What you are asked to do: Are you able to quote each entry exactly as written?
== Records ==
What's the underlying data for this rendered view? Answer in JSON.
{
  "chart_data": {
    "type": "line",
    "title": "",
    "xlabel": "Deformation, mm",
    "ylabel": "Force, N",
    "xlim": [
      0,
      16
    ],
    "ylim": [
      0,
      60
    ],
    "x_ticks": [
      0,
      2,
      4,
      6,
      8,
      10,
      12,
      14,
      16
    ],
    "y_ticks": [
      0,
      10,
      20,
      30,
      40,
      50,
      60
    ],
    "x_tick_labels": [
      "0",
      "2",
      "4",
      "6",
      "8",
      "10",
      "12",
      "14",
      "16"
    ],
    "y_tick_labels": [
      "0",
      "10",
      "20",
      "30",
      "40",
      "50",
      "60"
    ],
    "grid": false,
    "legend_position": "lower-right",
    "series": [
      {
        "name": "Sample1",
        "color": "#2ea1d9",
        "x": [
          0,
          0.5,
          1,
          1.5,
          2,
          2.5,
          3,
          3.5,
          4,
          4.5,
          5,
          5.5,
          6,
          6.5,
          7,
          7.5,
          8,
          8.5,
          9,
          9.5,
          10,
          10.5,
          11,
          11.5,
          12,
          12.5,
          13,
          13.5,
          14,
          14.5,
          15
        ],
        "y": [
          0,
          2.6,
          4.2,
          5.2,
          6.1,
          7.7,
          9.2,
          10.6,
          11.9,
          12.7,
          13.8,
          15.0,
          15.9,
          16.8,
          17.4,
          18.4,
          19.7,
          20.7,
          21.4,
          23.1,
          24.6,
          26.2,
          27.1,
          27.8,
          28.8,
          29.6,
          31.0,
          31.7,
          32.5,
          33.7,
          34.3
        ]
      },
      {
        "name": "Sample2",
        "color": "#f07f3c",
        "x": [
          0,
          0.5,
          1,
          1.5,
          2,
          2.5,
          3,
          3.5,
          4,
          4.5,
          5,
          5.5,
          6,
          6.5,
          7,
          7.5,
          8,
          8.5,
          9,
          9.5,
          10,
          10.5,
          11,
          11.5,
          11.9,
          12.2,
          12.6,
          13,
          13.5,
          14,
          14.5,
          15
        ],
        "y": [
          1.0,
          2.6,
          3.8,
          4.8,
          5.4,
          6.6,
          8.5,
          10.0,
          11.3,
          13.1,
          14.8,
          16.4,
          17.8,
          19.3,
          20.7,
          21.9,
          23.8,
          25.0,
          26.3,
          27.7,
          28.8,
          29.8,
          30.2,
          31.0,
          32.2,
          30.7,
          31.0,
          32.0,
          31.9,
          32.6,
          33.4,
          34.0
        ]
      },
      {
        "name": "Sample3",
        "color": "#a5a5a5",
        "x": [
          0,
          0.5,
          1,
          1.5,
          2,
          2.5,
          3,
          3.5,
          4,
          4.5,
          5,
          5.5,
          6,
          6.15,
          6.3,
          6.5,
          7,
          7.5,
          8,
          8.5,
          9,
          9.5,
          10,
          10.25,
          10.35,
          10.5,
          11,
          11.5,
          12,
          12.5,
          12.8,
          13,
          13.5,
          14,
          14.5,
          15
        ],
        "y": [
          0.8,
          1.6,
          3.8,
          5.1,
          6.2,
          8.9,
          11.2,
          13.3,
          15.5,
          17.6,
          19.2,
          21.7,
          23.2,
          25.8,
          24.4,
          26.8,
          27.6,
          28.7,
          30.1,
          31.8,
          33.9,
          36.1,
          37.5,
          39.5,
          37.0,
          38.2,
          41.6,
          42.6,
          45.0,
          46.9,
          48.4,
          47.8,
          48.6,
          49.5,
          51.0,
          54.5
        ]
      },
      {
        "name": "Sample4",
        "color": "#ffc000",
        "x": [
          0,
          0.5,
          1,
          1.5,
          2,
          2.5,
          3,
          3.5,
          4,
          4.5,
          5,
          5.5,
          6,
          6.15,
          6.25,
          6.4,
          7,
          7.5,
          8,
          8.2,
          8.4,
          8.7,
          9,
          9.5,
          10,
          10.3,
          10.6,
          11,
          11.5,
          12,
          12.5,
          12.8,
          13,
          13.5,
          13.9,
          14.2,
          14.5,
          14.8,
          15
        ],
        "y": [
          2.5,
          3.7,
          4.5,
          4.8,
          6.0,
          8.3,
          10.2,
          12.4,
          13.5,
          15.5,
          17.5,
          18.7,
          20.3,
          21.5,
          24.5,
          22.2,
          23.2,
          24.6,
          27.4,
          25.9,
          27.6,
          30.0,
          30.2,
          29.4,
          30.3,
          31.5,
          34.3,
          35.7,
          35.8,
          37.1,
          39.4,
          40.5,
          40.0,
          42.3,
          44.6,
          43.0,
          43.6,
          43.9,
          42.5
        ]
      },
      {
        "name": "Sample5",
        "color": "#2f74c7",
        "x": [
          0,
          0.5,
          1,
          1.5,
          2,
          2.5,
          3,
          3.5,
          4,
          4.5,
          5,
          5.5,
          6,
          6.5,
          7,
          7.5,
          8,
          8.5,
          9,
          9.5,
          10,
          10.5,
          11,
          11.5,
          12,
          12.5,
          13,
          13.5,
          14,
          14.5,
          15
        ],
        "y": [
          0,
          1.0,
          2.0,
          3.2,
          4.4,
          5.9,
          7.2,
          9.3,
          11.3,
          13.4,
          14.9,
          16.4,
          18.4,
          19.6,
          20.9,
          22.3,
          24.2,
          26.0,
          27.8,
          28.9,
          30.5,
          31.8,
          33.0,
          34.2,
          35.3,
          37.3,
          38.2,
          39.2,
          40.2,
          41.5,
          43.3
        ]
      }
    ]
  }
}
===
Result of this exercise:
What's the underlying data for this rendered view? Answer in JSON.
{
  "chart_data": {
    "type": "line",
    "title": "",
    "xlabel": "Deformation, mm",
    "ylabel": "Force, N",
    "xlim": [
      0,
      16
    ],
    "ylim": [
      0,
      60
    ],
    "x_ticks": [
      0,
      2,
      4,
      6,
      8,
      10,
      12,
      14,
      16
    ],
    "y_ticks": [
      0,
      10,
      20,
      30,
      40,
      50,
      60
    ],
    "x_tick_labels": [
      "0",
      "2",
      "4",
      "6",
      "8",
      "10",
      "12",
      "14",
      "16"
    ],
    "y_tick_labels": [
      "0",
      "10",
      "20",
      "30",
      "40",
      "50",
      "60"
    ],
    "grid": false,
    "legend_position": "lower-right",
    "series": [
      {
        "name": "Sample1",
        "color": "#2ea1d9",
        "x": [
          0,
          0.5,
          1,
          1.5,
          2,
          2.5,
          3,
          3.5,
          4,
          4.5,
          5,
          5.5,
          6,
          6.5,
          7,
          7.5,
          8,
          8.5,
          9,
          9.5,
          10,
          10.5,
          11,
          11.5,
          12,
          12.5,
          13,
          13.5,
          14,
          14.5,
          15
        ],
        "y": [
          0,
          2.6,
          4.2,
          5.2,
          6.1,
          7.7,
          9.2,
          10.6,
          11.9,
          12.7,
          13.8,
          15.0,
          15.9,
          16.8,
          17.4,
          18.4,
          19.7,
          20.7,
          21.4,
          23.1,
          24.6,
          26.2,
          27.1,
          27.8,
          28.8,
          29.6,
          31.0,
          31.7,
          32.5,
          33.7,
          34.3
        ]
      },
      {
        "name": "Sample2",
        "color": "#f07f3c",
        "x": [
          0,
          0.5,
          1,
          1.5,
          2,
          2.5,
          3,
          3.5,
          4,
          4.5,
          5,
          5.5,
          6,
          6.5,
          7,
          7.5,
          8,
          8.5,
          9,
          9.5,
          10,
          10.5,
          11,
          11.5,
          11.9,
          12.2,
          12.6,
          13,
          13.5,
          14,
          14.5,
          15
        ],
        "y": [
          1.0,
          2.6,
          3.8,
          4.8,
          5.4,
          6.6,
          8.5,
          10.0,
          11.3,
          13.1,
          14.8,
          16.4,
          17.8,
          19.3,
          20.7,
          21.9,
          23.8,
          25.0,
          26.3,
          27.7,
          28.8,
          29.8,
          30.2,
          31.0,
          32.2,
          30.7,
          31.0,
          32.0,
          31.9,
          32.6,
          33.4,
          34.0
        ]
      },
      {
        "name": "Sample3",
        "color": "#a5a5a5",
        "x": [
          0,
          0.5,
          1,
          1.5,
          2,
          2.5,
          3,
          3.5,
          4,
          4.5,
          5,
          5.5,
          6,
          6.15,
          6.3,
          6.5,
          7,
          7.5,
          8,
          8.5,
          9,
          9.5,
          10,
          10.25,
          10.35,
          10.5,
          11,
          11.5,
          12,
          12.5,
          12.8,
          13,
          13.5,
          14,
          14.5,
          15
        ],
        "y": [
          0.8,
          1.6,
          3.8,
          5.1,
          6.2,
          8.9,
          11.2,
          13.3,
          15.5,
          17.6,
          19.2,
          21.7,
          23.2,
          25.8,
          24.4,
          26.8,
          27.6,
          28.7,
          30.1,
          31.8,
          33.9,
          36.1,
          37.5,
          39.5,
          37.0,
          38.2,
          41.6,
          42.6,
          45.0,
          46.9,
          48.4,
          47.8,
          48.6,
          49.5,
          51.0,
          54.5
        ]
      },
      {
        "name": "Sample4",
        "color": "#ffc000",
        "x": [
          0,
          0.5,
          1,
          1.5,
          2,
          2.5,
          3,
          3.5,
          4,
          4.5,
          5,
          5.5,
          6,
          6.15,
          6.25,
          6.4,
          7,
          7.5,
          8,
          8.2,
          8.4,
          8.7,
          9,
          9.5,
          10,
          10.3,
          10.6,
          11,
          11.5,
          12,
          12.5,
          12.8,
          13,
          13.5,
          13.9,
          14.2,
          14.5,
          14.8,
          15
        ],
        "y": [
          2.5,
          3.7,
          4.5,
          4.8,
          6.0,
          8.3,
          10.2,
          12.4,
          13.5,
          15.5,
          17.5,
          18.7,
          20.3,
          21.5,
          24.5,
          22.2,
          23.2,
          24.6,
          27.4,
          25.9,
          27.6,
          30.0,
          30.2,
          29.4,
          30.3,
          31.5,
          34.3,
          35.7,
          35.8,
          37.1,
          39.4,
          40.5,
          40.0,
          42.3,
          44.6,
          43.0,
          43.6,
          43.9,
          42.5
        ]
      },
      {
        "name": "Sample5",
        "color": "#2f74c7",
        "x": [
          0,
          0.5,
          1,
          1.5,
          2,
          2.5,
          3,
          3.5,
          4,
          4.5,
          5,
          5.5,
          6,
          6.5,
          7,
          7.5,
          8,
          8.5,
          9,
          9.5,
          10,
          10.5,
          11,
          11.5,
          12,
          12.5,
          13,
          13.5,
          14,
          14.5,
          15
        ],
        "y": [
          0,
          1.0,
          2.0,
          3.2,
          4.4,
          5.9,
          7.2,
          9.3,
          11.3,
          13.4,
          14.9,
          16.4,
          18.4,
          19.6,
          20.9,
          22.3,
          24.2,
          26.0,
          27.8,
          28.9,
          30.5,
          31.8,
          33.0,
          34.2,
          35.3,
          37.3,
          38.2,
          39.2,
          40.2,
          41.5,
          43.3
        ]
      }
    ]
  }
}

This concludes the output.